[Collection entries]
──────────────────────────────

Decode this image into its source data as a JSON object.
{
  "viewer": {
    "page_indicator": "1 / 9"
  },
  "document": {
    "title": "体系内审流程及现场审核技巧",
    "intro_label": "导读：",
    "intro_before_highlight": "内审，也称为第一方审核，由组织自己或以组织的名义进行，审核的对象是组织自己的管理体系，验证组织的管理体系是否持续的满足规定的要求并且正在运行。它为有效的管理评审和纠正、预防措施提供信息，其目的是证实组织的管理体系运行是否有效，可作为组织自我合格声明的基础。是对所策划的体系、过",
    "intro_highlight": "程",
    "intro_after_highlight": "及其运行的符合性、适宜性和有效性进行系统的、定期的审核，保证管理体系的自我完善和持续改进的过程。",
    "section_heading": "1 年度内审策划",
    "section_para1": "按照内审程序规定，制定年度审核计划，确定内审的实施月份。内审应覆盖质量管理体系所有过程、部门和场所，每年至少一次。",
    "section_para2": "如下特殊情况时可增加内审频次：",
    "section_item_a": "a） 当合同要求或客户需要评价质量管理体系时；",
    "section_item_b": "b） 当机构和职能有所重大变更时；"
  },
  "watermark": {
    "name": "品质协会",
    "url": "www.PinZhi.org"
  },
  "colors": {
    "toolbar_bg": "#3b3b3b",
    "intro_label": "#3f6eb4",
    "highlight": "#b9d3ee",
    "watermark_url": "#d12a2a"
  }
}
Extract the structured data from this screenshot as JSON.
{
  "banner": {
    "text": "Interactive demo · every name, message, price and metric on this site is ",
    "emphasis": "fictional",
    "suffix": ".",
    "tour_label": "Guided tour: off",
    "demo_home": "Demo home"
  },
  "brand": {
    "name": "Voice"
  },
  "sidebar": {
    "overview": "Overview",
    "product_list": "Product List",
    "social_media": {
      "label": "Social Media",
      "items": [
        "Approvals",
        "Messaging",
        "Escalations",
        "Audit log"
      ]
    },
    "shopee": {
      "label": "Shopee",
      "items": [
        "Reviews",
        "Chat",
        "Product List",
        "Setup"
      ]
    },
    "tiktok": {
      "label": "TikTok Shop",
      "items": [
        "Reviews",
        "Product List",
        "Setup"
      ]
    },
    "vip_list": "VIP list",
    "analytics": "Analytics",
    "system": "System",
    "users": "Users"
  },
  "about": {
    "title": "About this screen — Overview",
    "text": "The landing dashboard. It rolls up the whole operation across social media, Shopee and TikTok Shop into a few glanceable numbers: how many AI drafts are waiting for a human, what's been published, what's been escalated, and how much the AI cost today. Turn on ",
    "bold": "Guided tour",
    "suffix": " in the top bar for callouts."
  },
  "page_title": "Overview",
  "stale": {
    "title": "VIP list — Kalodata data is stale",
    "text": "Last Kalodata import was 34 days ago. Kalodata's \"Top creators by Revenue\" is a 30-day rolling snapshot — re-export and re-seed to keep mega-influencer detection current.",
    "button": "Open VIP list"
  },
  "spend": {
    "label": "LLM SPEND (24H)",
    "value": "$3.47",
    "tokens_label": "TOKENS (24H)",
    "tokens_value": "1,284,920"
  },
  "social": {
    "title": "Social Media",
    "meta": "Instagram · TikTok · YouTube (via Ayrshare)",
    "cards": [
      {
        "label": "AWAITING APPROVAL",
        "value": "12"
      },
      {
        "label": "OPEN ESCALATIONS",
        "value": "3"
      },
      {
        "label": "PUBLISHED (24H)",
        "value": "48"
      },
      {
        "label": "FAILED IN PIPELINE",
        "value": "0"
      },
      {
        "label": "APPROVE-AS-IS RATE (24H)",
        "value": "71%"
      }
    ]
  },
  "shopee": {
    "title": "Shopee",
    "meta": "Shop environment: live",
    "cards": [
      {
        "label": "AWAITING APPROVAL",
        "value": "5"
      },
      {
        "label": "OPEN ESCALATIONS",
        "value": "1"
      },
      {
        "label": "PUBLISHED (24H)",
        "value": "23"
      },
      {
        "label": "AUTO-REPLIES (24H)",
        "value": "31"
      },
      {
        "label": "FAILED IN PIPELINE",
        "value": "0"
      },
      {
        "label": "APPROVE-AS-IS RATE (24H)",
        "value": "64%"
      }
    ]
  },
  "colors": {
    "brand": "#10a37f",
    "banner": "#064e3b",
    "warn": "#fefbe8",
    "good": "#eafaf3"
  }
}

──────────────────────────────

Print again each line of the listing above, exactly as it appears.

Decode this image into its source data as a JSON object.
{
  "viewer": {
    "page_indicator": "1 / 9"
  },
  "document": {
    "title": "体系内审流程及现场审核技巧",
    "intro_label": "导读：",
    "intro_before_highlight": "内审，也称为第一方审核，由组织自己或以组织的名义进行，审核的对象是组织自己的管理体系，验证组织的管理体系是否持续的满足规定的要求并且正在运行。它为有效的管理评审和纠正、预防措施提供信息，其目的是证实组织的管理体系运行是否有效，可作为组织自我合格声明的基础。是对所策划的体系、过",
    "intro_highlight": "程",
    "intro_after_highlight": "及其运行的符合性、适宜性和有效性进行系统的、定期的审核，保证管理体系的自我完善和持续改进的过程。",
    "section_heading": "1 年度内审策划",
    "section_para1": "按照内审程序规定，制定年度审核计划，确定内审的实施月份。内审应覆盖质量管理体系所有过程、部门和场所，每年至少一次。",
    "section_para2": "如下特殊情况时可增加内审频次：",
    "section_item_a": "a） 当合同要求或客户需要评价质量管理体系时；",
    "section_item_b": "b） 当机构和职能有所重大变更时；"
  },
  "watermark": {
    "name": "品质协会",
    "url": "www.PinZhi.org"
  },
  "colors": {
    "toolbar_bg": "#3b3b3b",
    "intro_label": "#3f6eb4",
    "highlight": "#b9d3ee",
    "watermark_url": "#d12a2a"
  }
}
Extract the structured data from this screenshot as JSON.
{
  "banner": {
    "text": "Interactive demo · every name, message, price and metric on this site is ",
    "emphasis": "fictional",
    "suffix": ".",
    "tour_label": "Guided tour: off",
    "demo_home": "Demo home"
  },
  "brand": {
    "name": "Voice"
  },
  "sidebar": {
    "overview": "Overview",
    "product_list": "Product List",
    "social_media": {
      "label": "Social Media",
      "items": [
        "Approvals",
        "Messaging",
        "Escalations",
        "Audit log"
      ]
    },
    "shopee": {
      "label": "Shopee",
      "items": [
        "Reviews",
        "Chat",
        "Product List",
        "Setup"
      ]
    },
    "tiktok": {
      "label": "TikTok Shop",
      "items": [
        "Reviews",
        "Product List",
        "Setup"
      ]
    },
    "vip_list": "VIP list",
    "analytics": "Analytics",
    "system": "System",
    "users": "Users"
  },
  "about": {
    "title": "About this screen — Overview",
    "text": "The landing dashboard. It rolls up the whole operation across social media, Shopee and TikTok Shop into a few glanceable numbers: how many AI drafts are waiting for a human, what's been published, what's been escalated, and how much the AI cost today. Turn on ",
    "bold": "Guided tour",
    "suffix": " in the top bar for callouts."
  },
  "page_title": "Overview",
  "stale": {
    "title": "VIP list — Kalodata data is stale",
    "text": "Last Kalodata import was 34 days ago. Kalodata's \"Top creators by Revenue\" is a 30-day rolling snapshot — re-export and re-seed to keep mega-influencer detection current.",
    "button": "Open VIP list"
  },
  "spend": {
    "label": "LLM SPEND (24H)",
    "value": "$3.47",
    "tokens_label": "TOKENS (24H)",
    "tokens_value": "1,284,920"
  },
  "social": {
    "title": "Social Media",
    "meta": "Instagram · TikTok · YouTube (via Ayrshare)",
    "cards": [
      {
        "label": "AWAITING APPROVAL",
        "value": "12"
      },
      {
        "label": "OPEN ESCALATIONS",
        "value": "3"
      },
      {
        "label": "PUBLISHED (24H)",
        "value": "48"
      },
      {
        "label": "FAILED IN PIPELINE",
        "value": "0"
      },
      {
        "label": "APPROVE-AS-IS RATE (24H)",
        "value": "71%"
      }
    ]
  },
  "shopee": {
    "title": "Shopee",
    "meta": "Shop environment: live",
    "cards": [
      {
        "label": "AWAITING APPROVAL",
        "value": "5"
      },
      {
        "label": "OPEN ESCALATIONS",
        "value": "1"
      },
      {
        "label": "PUBLISHED (24H)",
        "value": "23"
      },
      {
        "label": "AUTO-REPLIES (24H)",
        "value": "31"
      },
      {
        "label": "FAILED IN PIPELINE",
        "value": "0"
      },
      {
        "label": "APPROVE-AS-IS RATE (24H)",
        "value": "64%"
      }
    ]
  },
  "colors": {
    "brand": "#10a37f",
    "banner": "#064e3b",
    "warn": "#fefbe8",
    "good": "#eafaf3"
  }
}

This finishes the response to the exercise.